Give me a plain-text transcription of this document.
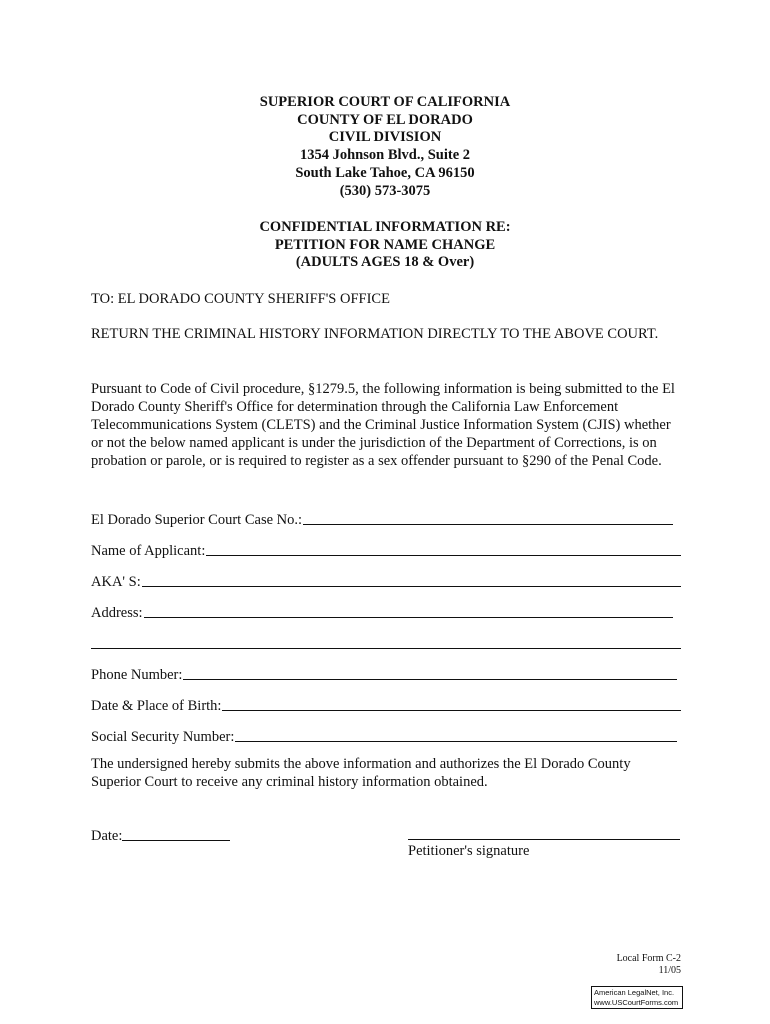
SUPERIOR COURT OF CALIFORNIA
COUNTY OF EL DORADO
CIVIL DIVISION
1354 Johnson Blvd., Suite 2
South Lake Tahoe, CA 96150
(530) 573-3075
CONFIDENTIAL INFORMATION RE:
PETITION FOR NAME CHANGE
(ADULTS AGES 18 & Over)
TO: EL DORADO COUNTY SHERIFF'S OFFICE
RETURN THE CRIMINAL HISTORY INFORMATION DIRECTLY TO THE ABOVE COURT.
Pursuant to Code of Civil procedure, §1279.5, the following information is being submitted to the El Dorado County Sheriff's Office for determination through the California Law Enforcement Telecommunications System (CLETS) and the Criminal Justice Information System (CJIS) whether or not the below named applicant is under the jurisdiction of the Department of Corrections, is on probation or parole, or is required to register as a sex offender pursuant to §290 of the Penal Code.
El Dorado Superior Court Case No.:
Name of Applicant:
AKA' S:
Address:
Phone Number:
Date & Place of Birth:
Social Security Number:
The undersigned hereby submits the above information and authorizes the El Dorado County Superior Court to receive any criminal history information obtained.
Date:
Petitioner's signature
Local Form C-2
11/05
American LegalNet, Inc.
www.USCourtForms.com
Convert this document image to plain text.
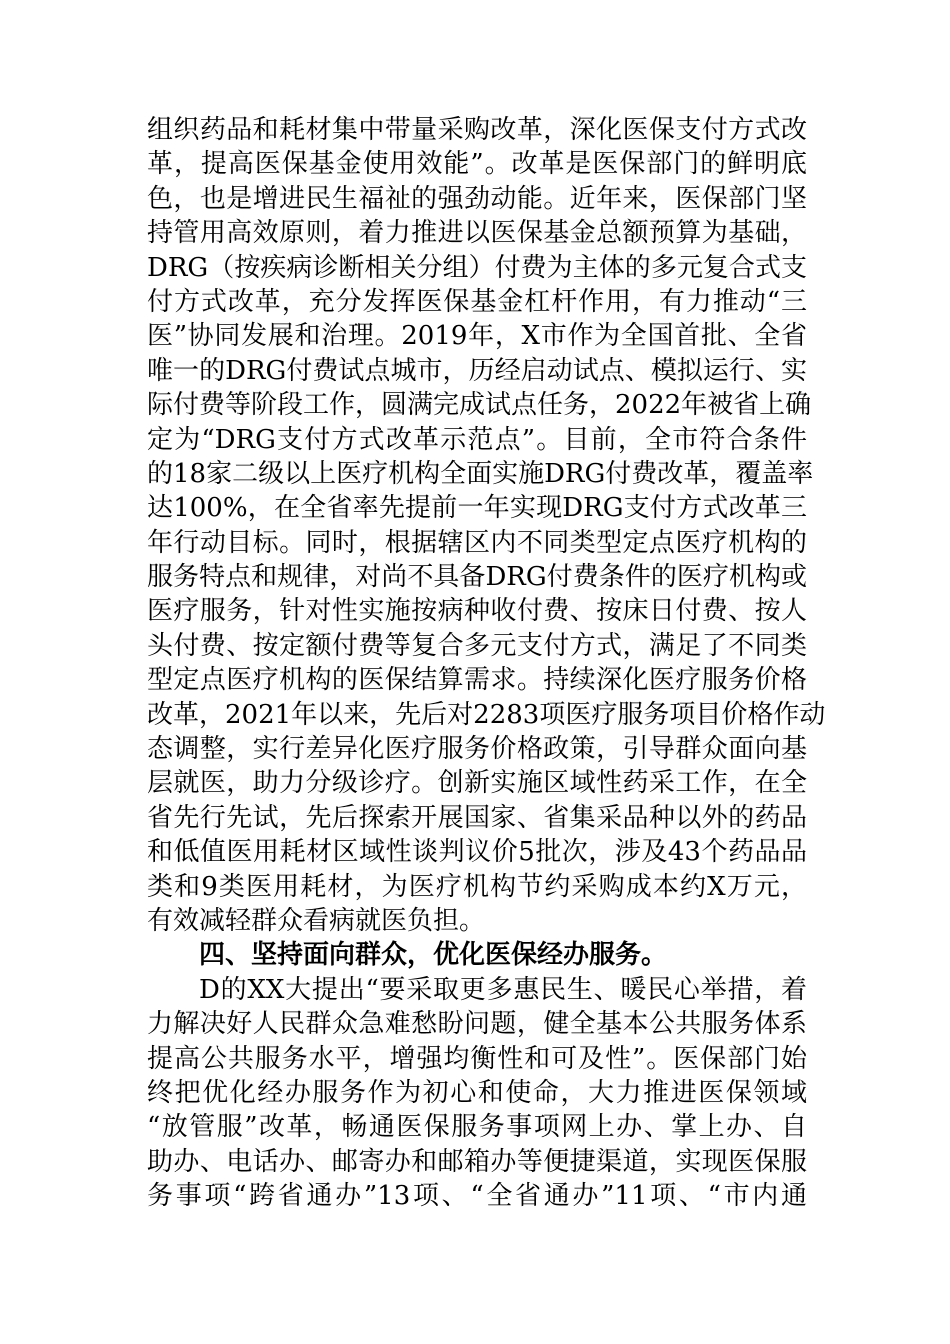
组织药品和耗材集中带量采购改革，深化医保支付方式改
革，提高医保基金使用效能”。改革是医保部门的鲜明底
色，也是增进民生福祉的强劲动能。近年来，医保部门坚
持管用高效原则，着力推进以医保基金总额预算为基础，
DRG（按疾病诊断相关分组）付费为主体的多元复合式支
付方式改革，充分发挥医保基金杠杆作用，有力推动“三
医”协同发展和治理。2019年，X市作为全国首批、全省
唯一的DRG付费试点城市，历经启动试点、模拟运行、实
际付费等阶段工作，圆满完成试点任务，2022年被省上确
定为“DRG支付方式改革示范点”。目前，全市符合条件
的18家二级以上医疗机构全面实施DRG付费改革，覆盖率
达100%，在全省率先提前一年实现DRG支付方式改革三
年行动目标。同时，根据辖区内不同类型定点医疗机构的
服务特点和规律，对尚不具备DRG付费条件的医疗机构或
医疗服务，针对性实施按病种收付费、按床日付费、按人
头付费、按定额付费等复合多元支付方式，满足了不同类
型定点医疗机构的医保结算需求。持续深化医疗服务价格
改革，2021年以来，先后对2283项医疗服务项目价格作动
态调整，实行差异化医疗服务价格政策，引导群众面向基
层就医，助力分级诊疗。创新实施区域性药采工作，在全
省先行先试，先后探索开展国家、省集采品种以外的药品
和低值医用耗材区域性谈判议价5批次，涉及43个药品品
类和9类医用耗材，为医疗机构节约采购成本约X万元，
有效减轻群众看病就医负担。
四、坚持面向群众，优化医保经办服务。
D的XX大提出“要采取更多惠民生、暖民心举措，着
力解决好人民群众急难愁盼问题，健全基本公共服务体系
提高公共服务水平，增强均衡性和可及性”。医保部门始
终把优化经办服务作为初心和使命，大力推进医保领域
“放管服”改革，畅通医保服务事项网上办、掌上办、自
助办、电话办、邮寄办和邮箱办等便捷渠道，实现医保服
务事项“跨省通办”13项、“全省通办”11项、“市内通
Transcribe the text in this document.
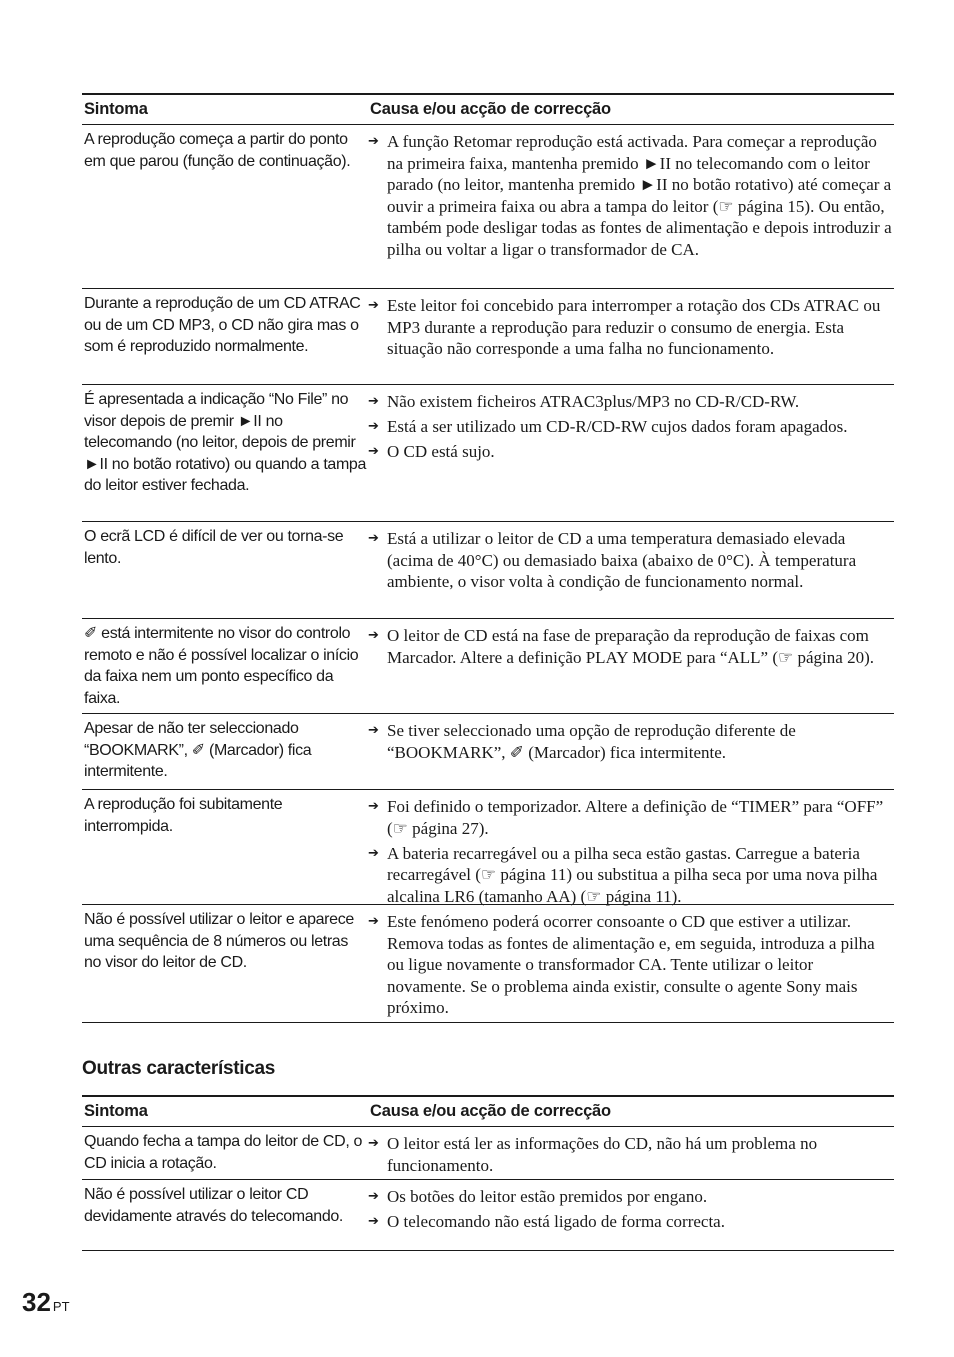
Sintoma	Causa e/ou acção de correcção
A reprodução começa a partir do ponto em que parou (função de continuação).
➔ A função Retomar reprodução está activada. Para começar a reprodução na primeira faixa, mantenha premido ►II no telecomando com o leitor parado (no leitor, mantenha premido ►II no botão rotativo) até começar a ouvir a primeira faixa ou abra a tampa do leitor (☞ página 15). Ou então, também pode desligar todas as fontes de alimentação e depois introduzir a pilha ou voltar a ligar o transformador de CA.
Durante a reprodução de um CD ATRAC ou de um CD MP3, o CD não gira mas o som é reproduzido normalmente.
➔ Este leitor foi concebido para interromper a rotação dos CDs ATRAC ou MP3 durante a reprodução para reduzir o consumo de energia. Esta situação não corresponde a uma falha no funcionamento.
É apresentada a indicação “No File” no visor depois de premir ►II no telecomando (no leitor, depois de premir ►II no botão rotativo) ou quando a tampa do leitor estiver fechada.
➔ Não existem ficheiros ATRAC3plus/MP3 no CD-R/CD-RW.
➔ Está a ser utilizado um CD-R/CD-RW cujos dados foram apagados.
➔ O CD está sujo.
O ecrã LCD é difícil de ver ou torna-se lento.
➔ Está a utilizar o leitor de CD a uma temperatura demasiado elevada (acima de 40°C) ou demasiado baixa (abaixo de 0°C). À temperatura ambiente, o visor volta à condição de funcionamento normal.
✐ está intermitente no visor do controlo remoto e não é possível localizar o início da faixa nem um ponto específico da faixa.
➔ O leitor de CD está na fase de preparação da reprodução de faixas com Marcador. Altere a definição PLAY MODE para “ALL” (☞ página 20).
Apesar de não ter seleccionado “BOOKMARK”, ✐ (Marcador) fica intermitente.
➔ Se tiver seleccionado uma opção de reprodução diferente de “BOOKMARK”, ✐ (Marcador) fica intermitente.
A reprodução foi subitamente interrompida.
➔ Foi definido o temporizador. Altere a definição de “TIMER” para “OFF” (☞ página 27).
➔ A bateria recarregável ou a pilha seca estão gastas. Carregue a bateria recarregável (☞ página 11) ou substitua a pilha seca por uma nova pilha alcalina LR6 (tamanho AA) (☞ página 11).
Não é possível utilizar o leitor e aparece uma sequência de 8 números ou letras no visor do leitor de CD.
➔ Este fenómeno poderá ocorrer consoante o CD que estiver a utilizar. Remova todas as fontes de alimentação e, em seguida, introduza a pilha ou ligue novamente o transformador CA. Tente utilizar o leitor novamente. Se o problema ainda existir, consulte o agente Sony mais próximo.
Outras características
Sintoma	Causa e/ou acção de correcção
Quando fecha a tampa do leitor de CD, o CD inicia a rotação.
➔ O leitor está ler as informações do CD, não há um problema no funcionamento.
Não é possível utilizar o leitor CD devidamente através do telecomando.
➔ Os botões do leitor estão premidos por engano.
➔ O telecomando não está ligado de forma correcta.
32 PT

__________

→ What is being asked
What is the number of lines in the listing that include the word "text"? Give that number and nothing else.

→ Exercise response
3